-- start of Data supplied --

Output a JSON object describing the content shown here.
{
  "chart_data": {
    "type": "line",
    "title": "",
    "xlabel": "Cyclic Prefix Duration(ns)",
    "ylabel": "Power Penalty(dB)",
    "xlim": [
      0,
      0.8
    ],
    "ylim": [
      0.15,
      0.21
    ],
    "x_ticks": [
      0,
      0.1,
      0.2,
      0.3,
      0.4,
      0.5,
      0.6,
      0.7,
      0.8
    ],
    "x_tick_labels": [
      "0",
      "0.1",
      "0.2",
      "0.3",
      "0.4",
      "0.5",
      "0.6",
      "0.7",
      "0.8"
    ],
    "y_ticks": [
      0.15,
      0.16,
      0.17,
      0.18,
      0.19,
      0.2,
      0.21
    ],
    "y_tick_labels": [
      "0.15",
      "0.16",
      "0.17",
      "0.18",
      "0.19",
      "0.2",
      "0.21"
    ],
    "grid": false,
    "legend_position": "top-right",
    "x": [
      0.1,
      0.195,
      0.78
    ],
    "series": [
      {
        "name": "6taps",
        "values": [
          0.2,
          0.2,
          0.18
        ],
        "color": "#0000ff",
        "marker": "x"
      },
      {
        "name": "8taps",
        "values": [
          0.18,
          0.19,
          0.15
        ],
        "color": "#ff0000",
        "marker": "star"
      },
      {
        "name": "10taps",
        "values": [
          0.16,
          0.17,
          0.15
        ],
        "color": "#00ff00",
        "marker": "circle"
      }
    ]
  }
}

-- end of Data supplied --

Copy out the full listing exactly.

→ Exercise solution
Output a JSON object describing the content shown here.
{
  "chart_data": {
    "type": "line",
    "title": "",
    "xlabel": "Cyclic Prefix Duration(ns)",
    "ylabel": "Power Penalty(dB)",
    "xlim": [
      0,
      0.8
    ],
    "ylim": [
      0.15,
      0.21
    ],
    "x_ticks": [
      0,
      0.1,
      0.2,
      0.3,
      0.4,
      0.5,
      0.6,
      0.7,
      0.8
    ],
    "x_tick_labels": [
      "0",
      "0.1",
      "0.2",
      "0.3",
      "0.4",
      "0.5",
      "0.6",
      "0.7",
      "0.8"
    ],
    "y_ticks": [
      0.15,
      0.16,
      0.17,
      0.18,
      0.19,
      0.2,
      0.21
    ],
    "y_tick_labels": [
      "0.15",
      "0.16",
      "0.17",
      "0.18",
      "0.19",
      "0.2",
      "0.21"
    ],
    "grid": false,
    "legend_position": "top-right",
    "x": [
      0.1,
      0.195,
      0.78
    ],
    "series": [
      {
        "name": "6taps",
        "values": [
          0.2,
          0.2,
          0.18
        ],
        "color": "#0000ff",
        "marker": "x"
      },
      {
        "name": "8taps",
        "values": [
          0.18,
          0.19,
          0.15
        ],
        "color": "#ff0000",
        "marker": "star"
      },
      {
        "name": "10taps",
        "values": [
          0.16,
          0.17,
          0.15
        ],
        "color": "#00ff00",
        "marker": "circle"
      }
    ]
  }
}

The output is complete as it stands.